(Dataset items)
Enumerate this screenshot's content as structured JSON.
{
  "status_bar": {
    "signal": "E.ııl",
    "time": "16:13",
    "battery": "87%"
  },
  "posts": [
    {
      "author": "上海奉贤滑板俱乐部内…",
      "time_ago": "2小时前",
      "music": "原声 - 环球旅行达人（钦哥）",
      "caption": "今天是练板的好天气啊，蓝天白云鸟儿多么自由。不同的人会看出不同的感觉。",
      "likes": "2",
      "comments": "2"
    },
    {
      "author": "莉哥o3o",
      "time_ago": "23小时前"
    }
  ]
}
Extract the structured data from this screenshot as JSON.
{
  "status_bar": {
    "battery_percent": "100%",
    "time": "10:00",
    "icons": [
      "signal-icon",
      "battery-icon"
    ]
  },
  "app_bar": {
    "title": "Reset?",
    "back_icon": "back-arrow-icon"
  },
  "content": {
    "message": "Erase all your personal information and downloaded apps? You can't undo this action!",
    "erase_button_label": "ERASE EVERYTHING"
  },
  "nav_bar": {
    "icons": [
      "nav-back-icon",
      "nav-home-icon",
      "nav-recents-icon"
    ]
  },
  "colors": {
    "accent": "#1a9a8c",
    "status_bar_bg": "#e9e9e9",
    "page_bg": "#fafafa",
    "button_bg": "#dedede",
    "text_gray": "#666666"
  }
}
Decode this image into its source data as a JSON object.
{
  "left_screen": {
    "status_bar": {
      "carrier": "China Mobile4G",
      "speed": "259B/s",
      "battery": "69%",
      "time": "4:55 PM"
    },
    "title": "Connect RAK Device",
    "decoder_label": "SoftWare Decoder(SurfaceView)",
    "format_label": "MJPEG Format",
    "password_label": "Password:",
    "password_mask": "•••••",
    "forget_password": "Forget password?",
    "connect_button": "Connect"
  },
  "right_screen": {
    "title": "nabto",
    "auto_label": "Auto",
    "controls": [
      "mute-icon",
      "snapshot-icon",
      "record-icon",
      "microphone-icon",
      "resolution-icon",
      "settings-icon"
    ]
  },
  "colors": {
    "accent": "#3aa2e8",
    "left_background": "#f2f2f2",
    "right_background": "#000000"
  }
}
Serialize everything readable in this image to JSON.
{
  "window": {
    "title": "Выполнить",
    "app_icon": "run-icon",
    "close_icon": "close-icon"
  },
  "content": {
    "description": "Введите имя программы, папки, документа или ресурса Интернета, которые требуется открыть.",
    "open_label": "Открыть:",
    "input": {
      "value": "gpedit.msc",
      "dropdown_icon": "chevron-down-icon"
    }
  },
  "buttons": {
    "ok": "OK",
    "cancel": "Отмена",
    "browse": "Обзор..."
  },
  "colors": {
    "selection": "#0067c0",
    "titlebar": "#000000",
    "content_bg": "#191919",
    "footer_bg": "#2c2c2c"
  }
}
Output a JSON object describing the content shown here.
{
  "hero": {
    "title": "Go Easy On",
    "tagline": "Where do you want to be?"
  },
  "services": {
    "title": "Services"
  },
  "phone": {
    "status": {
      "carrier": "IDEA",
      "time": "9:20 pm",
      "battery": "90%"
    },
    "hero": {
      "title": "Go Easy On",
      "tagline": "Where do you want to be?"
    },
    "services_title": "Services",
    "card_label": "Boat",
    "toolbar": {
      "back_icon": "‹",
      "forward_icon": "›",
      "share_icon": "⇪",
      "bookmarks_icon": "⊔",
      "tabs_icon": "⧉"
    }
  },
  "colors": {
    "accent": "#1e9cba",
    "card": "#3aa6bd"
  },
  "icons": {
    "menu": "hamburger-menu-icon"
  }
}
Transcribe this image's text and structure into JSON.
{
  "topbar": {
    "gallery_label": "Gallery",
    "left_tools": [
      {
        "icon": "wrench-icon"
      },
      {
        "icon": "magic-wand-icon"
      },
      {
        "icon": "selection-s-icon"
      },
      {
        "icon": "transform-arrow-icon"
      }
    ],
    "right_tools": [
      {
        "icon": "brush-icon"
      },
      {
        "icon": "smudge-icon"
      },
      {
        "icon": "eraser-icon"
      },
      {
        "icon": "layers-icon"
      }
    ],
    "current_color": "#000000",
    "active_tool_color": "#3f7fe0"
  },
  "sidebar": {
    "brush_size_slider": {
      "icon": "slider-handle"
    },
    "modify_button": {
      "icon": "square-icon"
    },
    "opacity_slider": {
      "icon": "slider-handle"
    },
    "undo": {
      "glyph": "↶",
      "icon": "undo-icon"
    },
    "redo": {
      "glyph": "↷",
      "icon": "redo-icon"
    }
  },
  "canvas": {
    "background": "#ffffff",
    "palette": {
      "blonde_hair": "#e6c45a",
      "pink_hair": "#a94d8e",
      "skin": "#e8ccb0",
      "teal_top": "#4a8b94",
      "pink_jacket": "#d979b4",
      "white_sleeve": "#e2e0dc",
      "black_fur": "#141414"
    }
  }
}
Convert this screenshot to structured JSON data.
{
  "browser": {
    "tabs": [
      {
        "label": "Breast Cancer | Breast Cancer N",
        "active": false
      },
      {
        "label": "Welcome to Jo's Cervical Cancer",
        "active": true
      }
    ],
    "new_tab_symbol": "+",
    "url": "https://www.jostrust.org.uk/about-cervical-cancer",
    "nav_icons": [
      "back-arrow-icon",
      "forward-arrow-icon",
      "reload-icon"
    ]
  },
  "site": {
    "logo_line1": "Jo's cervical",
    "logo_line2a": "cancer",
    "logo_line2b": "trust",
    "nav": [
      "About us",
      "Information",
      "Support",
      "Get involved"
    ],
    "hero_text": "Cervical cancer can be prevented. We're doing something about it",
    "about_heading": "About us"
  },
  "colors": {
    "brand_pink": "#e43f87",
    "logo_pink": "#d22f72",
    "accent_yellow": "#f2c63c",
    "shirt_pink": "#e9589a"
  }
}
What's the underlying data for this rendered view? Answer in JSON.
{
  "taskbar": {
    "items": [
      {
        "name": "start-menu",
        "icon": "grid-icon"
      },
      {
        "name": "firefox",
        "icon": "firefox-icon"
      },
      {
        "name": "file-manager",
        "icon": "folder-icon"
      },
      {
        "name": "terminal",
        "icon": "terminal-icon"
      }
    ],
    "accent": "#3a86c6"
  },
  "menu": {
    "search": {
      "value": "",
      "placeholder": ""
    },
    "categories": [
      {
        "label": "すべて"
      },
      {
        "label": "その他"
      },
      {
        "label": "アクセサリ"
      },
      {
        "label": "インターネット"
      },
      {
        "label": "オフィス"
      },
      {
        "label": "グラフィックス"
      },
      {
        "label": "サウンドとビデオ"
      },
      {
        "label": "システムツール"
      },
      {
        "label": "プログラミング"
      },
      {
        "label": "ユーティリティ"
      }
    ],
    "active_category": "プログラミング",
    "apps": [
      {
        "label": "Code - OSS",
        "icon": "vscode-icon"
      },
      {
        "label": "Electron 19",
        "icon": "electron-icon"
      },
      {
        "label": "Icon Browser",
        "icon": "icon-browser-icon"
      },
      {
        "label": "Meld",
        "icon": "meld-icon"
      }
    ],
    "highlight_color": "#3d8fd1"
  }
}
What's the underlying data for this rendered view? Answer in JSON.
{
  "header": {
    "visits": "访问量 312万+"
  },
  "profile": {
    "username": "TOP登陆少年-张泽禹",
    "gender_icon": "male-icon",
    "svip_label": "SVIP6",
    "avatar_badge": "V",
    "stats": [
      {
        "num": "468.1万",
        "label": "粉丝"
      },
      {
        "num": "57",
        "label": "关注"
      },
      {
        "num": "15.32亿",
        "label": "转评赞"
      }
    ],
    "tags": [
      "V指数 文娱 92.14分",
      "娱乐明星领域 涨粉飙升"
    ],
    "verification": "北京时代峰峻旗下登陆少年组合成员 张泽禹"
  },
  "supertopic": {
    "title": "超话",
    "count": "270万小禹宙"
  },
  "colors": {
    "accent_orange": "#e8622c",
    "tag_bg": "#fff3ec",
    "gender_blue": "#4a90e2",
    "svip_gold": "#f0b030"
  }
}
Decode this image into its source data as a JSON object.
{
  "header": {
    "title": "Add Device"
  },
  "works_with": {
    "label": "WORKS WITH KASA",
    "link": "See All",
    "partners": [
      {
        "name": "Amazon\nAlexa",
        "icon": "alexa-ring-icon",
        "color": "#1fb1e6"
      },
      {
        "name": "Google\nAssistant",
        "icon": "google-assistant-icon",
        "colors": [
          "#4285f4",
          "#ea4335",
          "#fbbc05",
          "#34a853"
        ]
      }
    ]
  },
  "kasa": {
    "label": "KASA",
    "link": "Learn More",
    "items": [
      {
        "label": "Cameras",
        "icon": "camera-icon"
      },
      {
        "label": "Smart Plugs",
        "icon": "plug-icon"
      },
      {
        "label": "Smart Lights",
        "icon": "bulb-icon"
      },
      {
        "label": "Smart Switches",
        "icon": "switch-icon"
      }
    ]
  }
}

**THE TASK**
Which lines in the data above contain "carrier"? Show each one.

**RESPONSE FOR THIS EXERCISE**
      "carrier": "China Mobile4G",
      "carrier": "IDEA",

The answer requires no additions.